- _Objective_:
Reproduce the passage of the Sam Melville biography excerpt word for word, starting with "It’s 1969. The" and going on through "the Viet Cong.".

- _Text block_:
Mad Bomber Melville, Part Two

Sam Melville grew up in Tonawanda in the 1930s and 1940s and was killed in the famed 1971 Attica prison uprising. In between, Melville waged an urban guerrilla war in Manhattan against government agencies and corporations driving the Vietnam War effort, inspiring a flood of similar revolutionary activity in the 1970s. The following is an excerpt, the second of four to be published here, from Leslie James Pickering’s new biography of Melville, Mad Bomber Melville.

Leslie James Pickering is a Buffalo native with a master’s degree in history and journalism and a strong background in radical social justice. Pickering’s book will be available in mid June at www.arissamediagroup.com. Look for it locally at Rust Belt Books and Talking Leaves.

It’s 1969. The Vietnam War has been raging for years and the news flashes images of the carnage while tallying the mounting death tolls. The kids you knew that signed up back in ’65 either come home dead or something maybe even worse than dead. It seems that every day you hear about friends getting called down for their physicals, and you’re stressing over tomorrow’s mail.

The whole atmosphere in America has changed in the last few years. Protest, dissent and resistance are everywhere now. The opposition to the war has grown so much it’s taken for granted. Even the Beatles have gone from writing songs about having nothing but love eight days a week to singing about people who say they want a revolution. The cultural gap between American youth and the people in government who are drafting them off to be killed has widened so much that the kids relate more to the Viet Cong.

- _Data shown_:
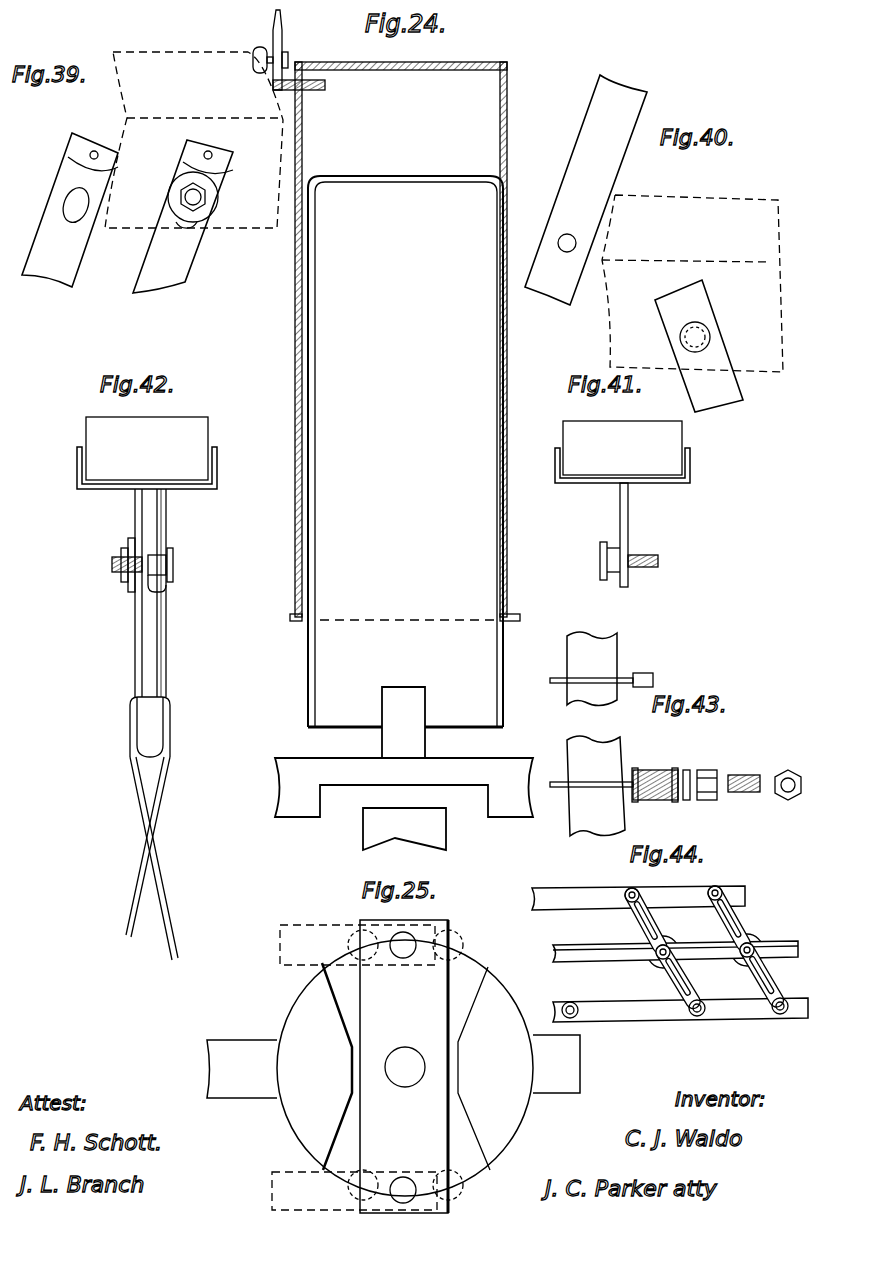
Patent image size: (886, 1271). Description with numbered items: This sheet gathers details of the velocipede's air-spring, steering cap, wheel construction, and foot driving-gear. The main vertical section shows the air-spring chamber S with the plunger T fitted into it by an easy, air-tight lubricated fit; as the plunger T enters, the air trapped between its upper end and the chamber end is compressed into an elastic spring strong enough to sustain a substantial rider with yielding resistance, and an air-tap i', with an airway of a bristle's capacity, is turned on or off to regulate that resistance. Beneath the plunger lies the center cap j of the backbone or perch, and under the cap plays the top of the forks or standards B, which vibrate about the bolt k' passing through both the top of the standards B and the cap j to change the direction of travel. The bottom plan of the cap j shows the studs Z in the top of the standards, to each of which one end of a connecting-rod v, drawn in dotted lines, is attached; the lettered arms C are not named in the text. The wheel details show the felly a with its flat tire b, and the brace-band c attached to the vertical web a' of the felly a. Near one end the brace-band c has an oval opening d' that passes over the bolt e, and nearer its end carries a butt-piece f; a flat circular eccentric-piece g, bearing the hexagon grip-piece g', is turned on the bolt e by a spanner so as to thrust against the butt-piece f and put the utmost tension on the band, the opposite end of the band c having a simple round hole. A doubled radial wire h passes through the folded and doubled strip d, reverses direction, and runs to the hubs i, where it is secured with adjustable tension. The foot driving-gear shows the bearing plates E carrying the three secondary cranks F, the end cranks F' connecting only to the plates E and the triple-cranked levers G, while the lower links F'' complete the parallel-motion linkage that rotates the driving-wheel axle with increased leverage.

In FIG. 24, the air-spring chamber S is at (405, 341).
In FIG. 24, the plunger T is at (405, 451).
In FIG. 24, the hub i is at (267, 50).
In FIG. 43, the hub i is at (596, 734).
In FIG. 24, the air-tap i' is at (304, 98).
In FIG. 24, the bolt k' is at (403, 722).
In FIG. 25, the bolt k' is at (398, 1060).
In FIG. 24, the center cap j is at (404, 787).
In FIG. 25, the center cap j is at (405, 1068).
In FIG. 24, the standard B is at (368, 830).
In FIG. 25, the standard B is at (380, 1152).
In FIG. 39, the felly a is at (194, 140).
In FIG. 40, the felly a is at (692, 283).
In FIG. 41, the felly a is at (611, 465).
In FIG. 42, the felly a is at (161, 463).
In FIG. 39, the web of the felly a' is at (161, 153).
In FIG. 40, the web of the felly a' is at (689, 344).
In FIG. 41, the web of the felly a' is at (610, 535).
In FIG. 42, the web of the felly a' is at (171, 593).
In FIG. 41, the tire b is at (622, 448).
In FIG. 42, the tire b is at (147, 448).
In FIG. 39, the brace-band c is at (127, 213).
In FIG. 40, the brace-band c is at (620, 237).
In FIG. 42, the brace-band c is at (132, 592).
In FIG. 42, the doubled strip d is at (146, 593).
In FIG. 39, the oval opening d' is at (100, 205).
In FIG. 39, the bolt e is at (186, 192).
In FIG. 40, the bolt e is at (685, 337).
In FIG. 41, the bolt e is at (660, 560).
In FIG. 42, the bolt e is at (112, 565).
In FIG. 39, the butt-piece f is at (92, 152).
In FIG. 39, the eccentric-piece g is at (210, 197).
In FIG. 42, the eccentric-piece g is at (115, 557).
In FIG. 39, the grip-piece g' is at (216, 216).
In FIG. 42, the grip-piece g' is at (110, 571).
In FIG. 42, the radial wire h is at (120, 918).
In FIG. 43, the radial wire h is at (665, 737).
In FIG. 25, the connecting-rod v is at (357, 1067).
In FIG. 25, the arm C is at (238, 1048).
In FIG. 25, the stud Z is at (403, 1067).
In FIG. 44, the triple-cranked lever G is at (670, 954).
In FIG. 44, the bearing plate E is at (582, 962).
In FIG. 44, the secondary crank F is at (648, 921).
In FIG. 44, the end crank F' is at (736, 918).
In FIG. 44, the lower link F'' is at (713, 975).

- _Exercise response_:
It’s 1969. The Vietnam War has been raging for years and the news flashes images of the carnage while tallying the mounting death tolls. The kids you knew that signed up back in ’65 either come home dead or something maybe even worse than dead. It seems that every day you hear about friends getting called down for their physicals, and you’re stressing over tomorrow’s mail.

The whole atmosphere in America has changed in the last few years. Protest, dissent and resistance are everywhere now. The opposition to the war has grown so much it’s taken for granted. Even the Beatles have gone from writing songs about having nothing but love eight days a week to singing about people who say they want a revolution. The cultural gap between American youth and the people in government who are drafting them off to be killed has widened so much that the kids relate more to the Viet Cong.